Collect from the data below each line with "sine".

→ Record extracts

* Start *

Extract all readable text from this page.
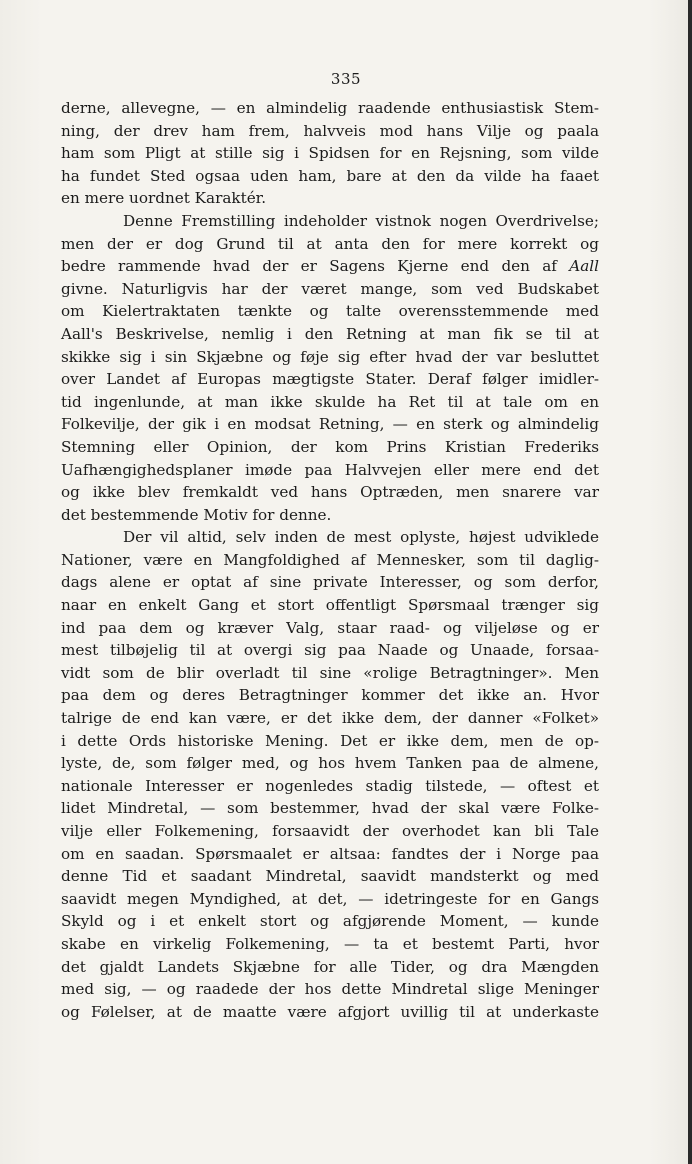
335
derne, allevegne, — en almindelig raadende enthusiastisk Stem-
ning, der drev ham frem, halvveis mod hans Vilje og paala
ham som Pligt at stille sig i Spidsen for en Rejsning, som vilde
ha fundet Sted ogsaa uden ham, bare at den da vilde ha faaet
en mere uordnet Karaktér.
Denne Fremstilling indeholder vistnok nogen Overdrivelse;
men der er dog Grund til at anta den for mere korrekt og
bedre rammende hvad der er Sagens Kjerne end den af Aall
givne. Naturligvis har der været mange, som ved Budskabet
om Kielertraktaten tænkte og talte overensstemmende med
Aall's Beskrivelse, nemlig i den Retning at man fik se til at
skikke sig i sin Skjæbne og føje sig efter hvad der var besluttet
over Landet af Europas mægtigste Stater. Deraf følger imidler-
tid ingenlunde, at man ikke skulde ha Ret til at tale om en
Folkevilje, der gik i en modsat Retning, — en sterk og almindelig
Stemning eller Opinion, der kom Prins Kristian Frederiks
Uafhængighedsplaner imøde paa Halvvejen eller mere end det
og ikke blev fremkaldt ved hans Optræden, men snarere var
det bestemmende Motiv for denne.
Der vil altid, selv inden de mest oplyste, højest udviklede
Nationer, være en Mangfoldighed af Mennesker, som til daglig-
dags alene er optat af sine private Interesser, og som derfor,
naar en enkelt Gang et stort offentligt Spørsmaal trænger sig
ind paa dem og kræver Valg, staar raad- og viljeløse og er
mest tilbøjelig til at overgi sig paa Naade og Unaade, forsaa-
vidt som de blir overladt til sine «rolige Betragtninger». Men
paa dem og deres Betragtninger kommer det ikke an. Hvor
talrige de end kan være, er det ikke dem, der danner «Folket»
i dette Ords historiske Mening. Det er ikke dem, men de op-
lyste, de, som følger med, og hos hvem Tanken paa de almene,
nationale Interesser er nogenledes stadig tilstede, — oftest et
lidet Mindretal, — som bestemmer, hvad der skal være Folke-
vilje eller Folkemening, forsaavidt der overhodet kan bli Tale
om en saadan. Spørsmaalet er altsaa: fandtes der i Norge paa
denne Tid et saadant Mindretal, saavidt mandsterkt og med
saavidt megen Myndighed, at det, — idetringeste for en Gangs
Skyld og i et enkelt stort og afgjørende Moment, — kunde
skabe en virkelig Folkemening, — ta et bestemt Parti, hvor
det gjaldt Landets Skjæbne for alle Tider, og dra Mængden
med sig, — og raadede der hos dette Mindretal slige Meninger
og Følelser, at de maatte være afgjort uvillig til at underkaste
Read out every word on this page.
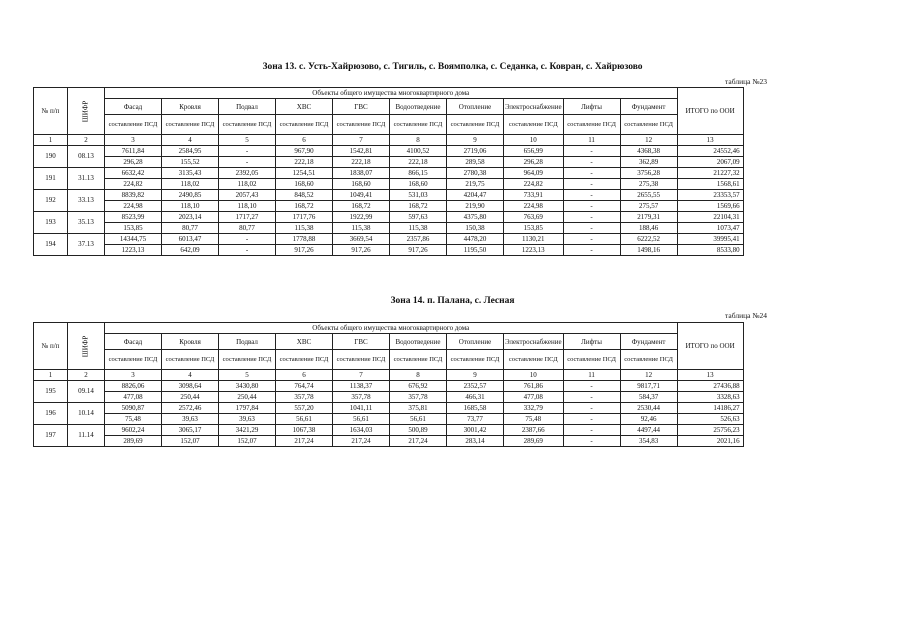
Зона 13. с. Усть-Хайрюзово, с. Тигиль, с. Воямполка, с. Седанка, с. Ковран, с. Хайрюзово
таблица №23
№ п/п	ШИФР	Объекты общего имущества многоквартирного дома										ИТОГО по ООИ
		Фасад	Кровля	Подвал	ХВС	ГВС	Водоотведение	Отопление	Электроснабжение	Лифты	Фундамент	
		составление ПСД	составление ПСД	составление ПСД	составление ПСД	составление ПСД	составление ПСД	составление ПСД	составление ПСД	составление ПСД	составление ПСД	
1	2	3	4	5	6	7	8	9	10	11	12	13
190	08.13	7611,84	2584,95	-	967,90	1542,81	4100,52	2719,06	656,99	-	4368,38	24552,46
		296,28	155,52	-	222,18	222,18	222,18	289,58	296,28	-	362,89	2067,09
191	31.13	6632,42	3135,43	2392,05	1254,51	1838,07	866,15	2780,38	964,09	-	3756,28	21227,32
		224,82	118,02	118,02	168,60	168,60	168,60	219,75	224,82	-	275,38	1568,61
192	33.13	8839,82	2490,85	2057,43	848,52	1049,41	531,03	4204,47	733,91	-	2655,55	23353,57
		224,98	118,10	118,10	168,72	168,72	168,72	219,90	224,98	-	275,57	1569,66
193	35.13	8523,99	2023,14	1717,27	1717,76	1922,99	597,63	4375,80	763,69	-	2179,31	22104,31
		153,85	80,77	80,77	115,38	115,38	115,38	150,38	153,85	-	188,46	1073,47
194	37.13	14344,75	6013,47	-	1778,88	3669,54	2357,86	4478,20	1130,21	-	6222,52	39995,41
		1223,13	642,09	-	917,26	917,26	917,26	1195,50	1223,13	-	1498,16	8533,80
Зона 14. п. Палана, с. Лесная
таблица №24
№ п/п	ШИФР	Объекты общего имущества многоквартирного дома										ИТОГО по ООИ
		Фасад	Кровля	Подвал	ХВС	ГВС	Водоотведение	Отопление	Электроснабжение	Лифты	Фундамент	
		составление ПСД	составление ПСД	составление ПСД	составление ПСД	составление ПСД	составление ПСД	составление ПСД	составление ПСД	составление ПСД	составление ПСД	
1	2	3	4	5	6	7	8	9	10	11	12	13
195	09.14	8826,06	3098,64	3430,80	764,74	1138,37	676,92	2352,57	761,86	-	9817,71	27436,88
		477,08	250,44	250,44	357,78	357,78	357,78	466,31	477,08	-	584,37	3328,63
196	10.14	5090,87	2572,46	1797,84	557,20	1041,11	375,81	1685,58	332,79	-	2530,44	14186,27
		75,48	39,63	39,63	56,61	56,61	56,61	73,77	75,48	-	92,46	526,63
197	11.14	9602,24	3065,17	3421,29	1067,38	1634,03	500,89	3001,42	2387,66	-	4497,44	25756,23
		289,69	152,07	152,07	217,24	217,24	217,24	283,14	289,69	-	354,83	2021,16
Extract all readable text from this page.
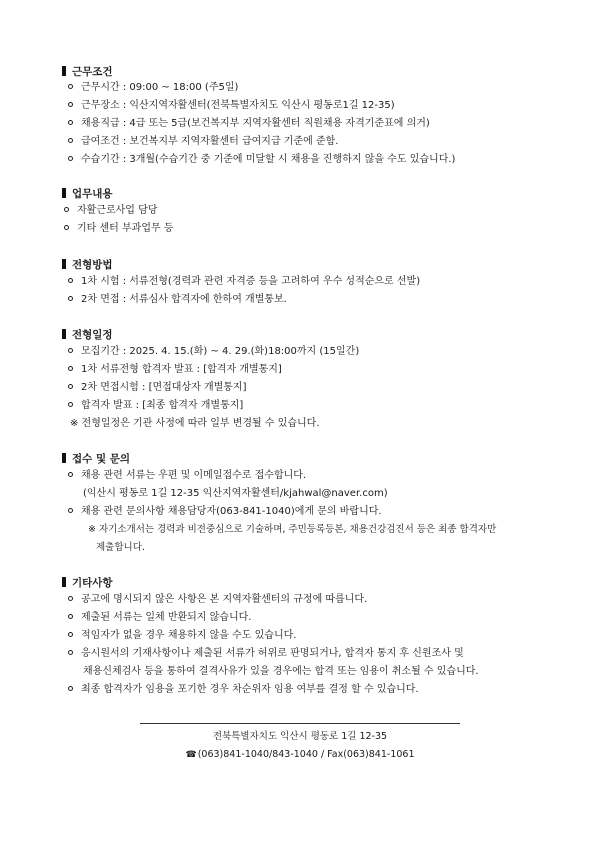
근무조건
근무시간 : 09:00 ~ 18:00 (주5일)
근무장소 : 익산지역자활센터(전북특별자치도 익산시 평동로1길 12-35)
채용직급 : 4급 또는 5급(보건복지부 지역자활센터 직원채용 자격기준표에 의거)
급여조건 : 보건복지부 지역자활센터 급여지급 기준에 준함.
수습기간 : 3개월(수습기간 중 기준에 미달할 시 채용을 진행하지 않을 수도 있습니다.)
업무내용
자활근로사업 담당
기타 센터 부과업무 등
전형방법
1차 시험 : 서류전형(경력과 관련 자격증 등을 고려하여 우수 성적순으로 선발)
2차 면접 : 서류심사 합격자에 한하여 개별통보.
전형일정
모집기간 : 2025. 4. 15.(화) ~ 4. 29.(화)18:00까지 (15일간)
1차 서류전형 합격자 발표 : [합격자 개별통지]
2차 면접시험 : [면접대상자 개별통지]
합격자 발표 : [최종 합격자 개별통지]
※ 전형일정은 기관 사정에 따라 일부 변경될 수 있습니다.
접수 및 문의
채용 관련 서류는 우편 및 이메일접수로 접수합니다.
(익산시 평동로 1길 12-35 익산지역자활센터/kjahwal@naver.com)
채용 관련 문의사항 채용담당자(063-841-1040)에게 문의 바랍니다.
※ 자기소개서는 경력과 비전중심으로 기술하며, 주민등록등본, 채용건강검진서 등은 최종 합격자만
제출합니다.
기타사항
공고에 명시되지 않은 사항은 본 지역자활센터의 규정에 따릅니다.
제출된 서류는 일체 반환되지 않습니다.
적임자가 없을 경우 채용하지 않을 수도 있습니다.
응시원서의 기재사항이나 제출된 서류가 허위로 판명되거나, 합격자 통지 후 신원조사 및
채용신체검사 등을 통하여 결격사유가 있을 경우에는 합격 또는 임용이 취소될 수 있습니다.
최종 합격자가 임용을 포기한 경우 차순위자 임용 여부를 결정 할 수 있습니다.
전북특별자치도 익산시 평동로 1길 12-35
☎(063)841-1040/843-1040 / Fax(063)841-1061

* End *

→ Solution to this exercise
dags alene er optat af sine private Interesser, og som derfor,
vidt som de blir overladt til sine «rolige Betragtninger». Men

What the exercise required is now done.